** start **
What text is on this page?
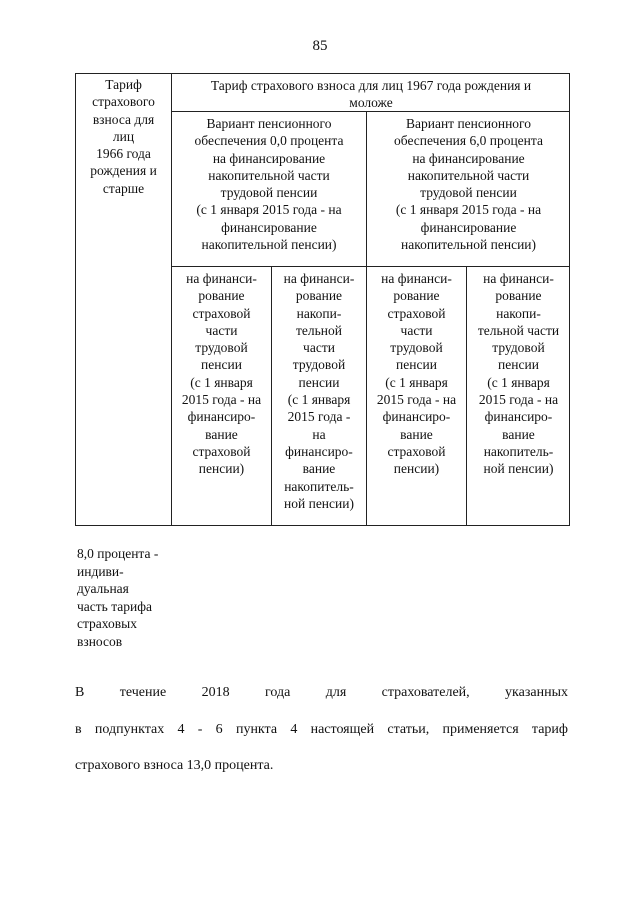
85
Тариф
страхового
взноса для
лиц
1966 года
рождения и
старше
Тариф страхового взноса для лиц 1967 года рождения и
моложе
Вариант пенсионного
обеспечения 0,0 процента
на финансирование
накопительной части
трудовой пенсии
(с 1 января 2015 года - на
финансирование
накопительной пенсии)
Вариант пенсионного
обеспечения 6,0 процента
на финансирование
накопительной части
трудовой пенсии
(с 1 января 2015 года - на
финансирование
накопительной пенсии)
на финанси-
рование
страховой
части
трудовой
пенсии
(с 1 января
2015 года - на
финансиро-
вание
страховой
пенсии)
на финанси-
рование
накопи-
тельной
части
трудовой
пенсии
(с 1 января
2015 года -
на
финансиро-
вание
накопитель-
ной пенсии)
на финанси-
рование
страховой
части
трудовой
пенсии
(с 1 января
2015 года - на
финансиро-
вание
страховой
пенсии)
на финанси-
рование
накопи-
тельной части
трудовой
пенсии
(с 1 января
2015 года - на
финансиро-
вание
накопитель-
ной пенсии)
8,0 процента -
индиви-
дуальная
часть тарифа
страховых
взносов
В течение 2018 года для страхователей, указанных
в подпунктах 4 - 6 пункта 4 настоящей статьи, применяется тариф
страхового взноса 13,0 процента.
** end **
Task directions: Output the records above exactly; leave out the pictures.

Exercise result:
What text is on this page?
85
Тариф
страхового
взноса для
лиц
1966 года
рождения и
старше
Тариф страхового взноса для лиц 1967 года рождения и
моложе
Вариант пенсионного
обеспечения 0,0 процента
на финансирование
накопительной части
трудовой пенсии
(с 1 января 2015 года - на
финансирование
накопительной пенсии)
Вариант пенсионного
обеспечения 6,0 процента
на финансирование
накопительной части
трудовой пенсии
(с 1 января 2015 года - на
финансирование
накопительной пенсии)
на финанси-
рование
страховой
части
трудовой
пенсии
(с 1 января
2015 года - на
финансиро-
вание
страховой
пенсии)
на финанси-
рование
накопи-
тельной
части
трудовой
пенсии
(с 1 января
2015 года -
на
финансиро-
вание
накопитель-
ной пенсии)
на финанси-
рование
страховой
части
трудовой
пенсии
(с 1 января
2015 года - на
финансиро-
вание
страховой
пенсии)
на финанси-
рование
накопи-
тельной части
трудовой
пенсии
(с 1 января
2015 года - на
финансиро-
вание
накопитель-
ной пенсии)
8,0 процента -
индиви-
дуальная
часть тарифа
страховых
взносов
В течение 2018 года для страхователей, указанных
в подпунктах 4 - 6 пункта 4 настоящей статьи, применяется тариф
страхового взноса 13,0 процента.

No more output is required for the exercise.